* [Source records]:
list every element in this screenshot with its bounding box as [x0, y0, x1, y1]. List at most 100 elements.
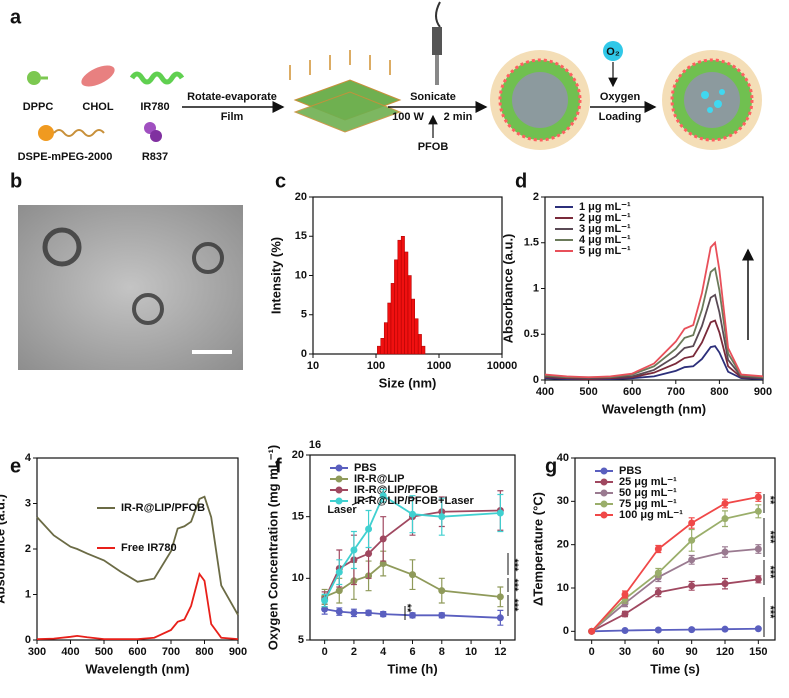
schematic-text: R837	[142, 151, 168, 163]
data-point	[321, 605, 329, 613]
y-tick-label: 15	[295, 230, 307, 242]
data-point	[409, 611, 416, 619]
series-line	[544, 266, 764, 379]
bar	[387, 302, 392, 355]
x-tick-label: 4	[380, 646, 387, 658]
schematic-text: DSPE-mPEG-2000	[18, 151, 113, 163]
annotation: **	[401, 604, 413, 613]
x-tick-label: 900	[229, 646, 247, 658]
y-tick-label: 4	[25, 452, 32, 464]
y-tick-label: 5	[298, 634, 304, 646]
data-point	[688, 536, 696, 544]
x-tick-label: 0	[322, 646, 328, 658]
annotation: ***	[508, 559, 520, 573]
bar	[414, 318, 419, 355]
annotation: ***	[764, 531, 776, 545]
annotation: **	[764, 496, 776, 505]
legend-label: 5 μg mL⁻¹	[579, 245, 631, 257]
legend-marker	[600, 500, 608, 508]
data-point	[654, 569, 662, 577]
bar	[377, 345, 382, 355]
y-tick-label: 3	[25, 497, 31, 509]
x-axis-label: Size (nm)	[379, 375, 437, 390]
y-tick-label: 2	[25, 543, 31, 555]
data-point	[350, 546, 358, 554]
schematic-text: DPPC	[23, 101, 54, 113]
data-point	[688, 519, 696, 527]
x-tick-label: 10000	[487, 360, 518, 372]
data-point	[365, 550, 373, 558]
series-line	[544, 319, 764, 380]
bar	[383, 322, 388, 355]
x-axis-label: Wavelength (nm)	[85, 661, 189, 676]
legend-marker	[600, 511, 608, 519]
x-tick-label: 600	[623, 386, 641, 398]
y-tick-label: 20	[295, 191, 307, 203]
x-axis-label: Time (s)	[650, 661, 700, 676]
y-tick-label: 30	[557, 495, 569, 507]
data-point	[621, 626, 629, 634]
x-tick-label: 150	[749, 646, 767, 658]
legend-marker	[335, 464, 343, 472]
schematic-text: PFOB	[418, 141, 449, 153]
data-point	[754, 545, 762, 553]
legend-label: PBS	[354, 462, 377, 474]
data-point	[335, 608, 343, 616]
bar	[407, 275, 412, 355]
series-line	[591, 627, 759, 633]
data-point	[721, 500, 729, 507]
tem-image	[18, 205, 243, 370]
data-point	[379, 610, 387, 618]
data-point	[335, 587, 343, 595]
y-axis-label: Intensity (%)	[268, 237, 283, 314]
legend-marker	[335, 475, 343, 483]
schematic-text: Loading	[599, 111, 642, 123]
schematic-text: CHOL	[82, 101, 113, 113]
x-tick-label: 6	[409, 646, 415, 658]
x-tick-label: 400	[61, 646, 79, 658]
bar	[397, 239, 402, 355]
x-tick-label: 800	[195, 646, 213, 658]
data-point	[365, 525, 373, 533]
x-tick-label: 400	[536, 386, 554, 398]
y-tick-label: 20	[557, 539, 569, 551]
series-line	[591, 510, 759, 632]
bar	[390, 283, 395, 355]
y-axis-label: Absorbance (a.u.)	[0, 494, 7, 604]
annotation: ***	[508, 579, 520, 593]
data-point	[365, 609, 373, 617]
y-tick-label: 15	[292, 511, 304, 523]
y-tick-label: 10	[292, 572, 304, 584]
legend-label: 3 μg mL⁻¹	[579, 223, 631, 235]
data-point	[754, 493, 762, 501]
x-tick-label: 300	[28, 646, 46, 658]
annotation: ***	[764, 606, 776, 620]
x-tick-label: 2	[351, 646, 357, 658]
bar	[380, 338, 385, 355]
x-axis-label: Time (h)	[387, 661, 437, 676]
x-axis-label: Wavelength (nm)	[602, 401, 706, 416]
data-point	[335, 568, 343, 576]
y-tick-label: 1	[25, 588, 31, 600]
x-tick-label: 0	[589, 646, 595, 658]
legend-label: 1 μg mL⁻¹	[579, 201, 631, 213]
annotation: 16	[309, 439, 321, 451]
y-tick-label: 1.5	[524, 237, 539, 249]
annotation-line	[351, 495, 373, 506]
panel-label: g	[545, 455, 557, 477]
data-point	[688, 556, 696, 564]
y-tick-label: 0	[25, 634, 31, 646]
series-line	[591, 578, 759, 633]
y-axis-label: Absorbance (a.u.)	[500, 234, 515, 344]
legend-label: IR-R@LIP	[354, 473, 404, 485]
x-tick-label: 800	[710, 386, 728, 398]
x-tick-label: 10	[307, 360, 319, 372]
panel-label: d	[515, 170, 527, 192]
data-point	[496, 614, 504, 622]
y-tick-label: 1	[533, 282, 539, 294]
data-point	[654, 588, 662, 596]
bar	[404, 251, 409, 355]
data-point	[688, 626, 696, 634]
x-tick-label: 500	[579, 386, 597, 398]
legend-label: IR-R@LIP/PFOB	[354, 484, 438, 496]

* [What needs to be done]:
Reproduce verbatim the items from the line with "151, 168, 163]" up to and including the line with "646, 387, 658]".

* [Solution to the problem]:
schematic-text: R837	[142, 151, 168, 163]
data-point	[321, 605, 329, 613]
y-tick-label: 15	[295, 230, 307, 242]
data-point	[409, 611, 416, 619]
series-line	[544, 266, 764, 379]
bar	[387, 302, 392, 355]
x-tick-label: 4	[380, 646, 387, 658]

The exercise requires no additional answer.